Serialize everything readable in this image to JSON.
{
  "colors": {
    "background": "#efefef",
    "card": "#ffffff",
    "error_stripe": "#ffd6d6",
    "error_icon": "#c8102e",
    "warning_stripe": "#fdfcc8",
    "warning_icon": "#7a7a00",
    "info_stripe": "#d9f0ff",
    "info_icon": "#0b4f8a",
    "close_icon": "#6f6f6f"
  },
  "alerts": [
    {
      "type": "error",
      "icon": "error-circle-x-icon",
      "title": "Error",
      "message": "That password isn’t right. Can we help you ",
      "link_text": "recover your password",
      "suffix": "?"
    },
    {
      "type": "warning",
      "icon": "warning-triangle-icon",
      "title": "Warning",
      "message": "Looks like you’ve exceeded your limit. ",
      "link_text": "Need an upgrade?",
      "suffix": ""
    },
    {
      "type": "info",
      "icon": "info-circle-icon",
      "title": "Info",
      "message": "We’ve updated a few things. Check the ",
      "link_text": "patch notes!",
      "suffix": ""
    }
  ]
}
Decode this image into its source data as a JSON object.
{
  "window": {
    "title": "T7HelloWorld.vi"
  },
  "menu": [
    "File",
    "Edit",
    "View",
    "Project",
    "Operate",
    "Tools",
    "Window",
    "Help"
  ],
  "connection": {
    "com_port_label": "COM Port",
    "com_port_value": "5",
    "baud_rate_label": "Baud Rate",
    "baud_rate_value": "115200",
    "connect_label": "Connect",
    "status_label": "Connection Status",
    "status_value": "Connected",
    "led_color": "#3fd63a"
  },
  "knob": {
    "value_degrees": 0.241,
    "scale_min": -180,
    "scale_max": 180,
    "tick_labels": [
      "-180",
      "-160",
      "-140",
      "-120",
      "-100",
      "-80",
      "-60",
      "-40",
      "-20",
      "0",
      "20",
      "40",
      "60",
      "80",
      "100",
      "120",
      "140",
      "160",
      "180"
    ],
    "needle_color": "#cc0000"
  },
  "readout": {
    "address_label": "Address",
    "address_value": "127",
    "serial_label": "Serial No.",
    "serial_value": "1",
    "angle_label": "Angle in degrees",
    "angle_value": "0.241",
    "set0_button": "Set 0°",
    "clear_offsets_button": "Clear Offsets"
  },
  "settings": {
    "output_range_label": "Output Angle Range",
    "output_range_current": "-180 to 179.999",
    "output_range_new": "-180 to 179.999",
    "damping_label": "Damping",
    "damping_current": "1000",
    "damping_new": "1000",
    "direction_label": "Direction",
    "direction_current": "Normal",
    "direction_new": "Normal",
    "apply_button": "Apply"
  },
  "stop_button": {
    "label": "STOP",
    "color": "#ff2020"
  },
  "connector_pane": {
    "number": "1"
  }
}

== Written task ==
Take every line from the records above that has the word "message" and copy it.

== Reply to the exercise ==
      "message": "That password isn’t right. Can we help you ",
      "message": "Looks like you’ve exceeded your limit. ",
      "message": "We’ve updated a few things. Check the ",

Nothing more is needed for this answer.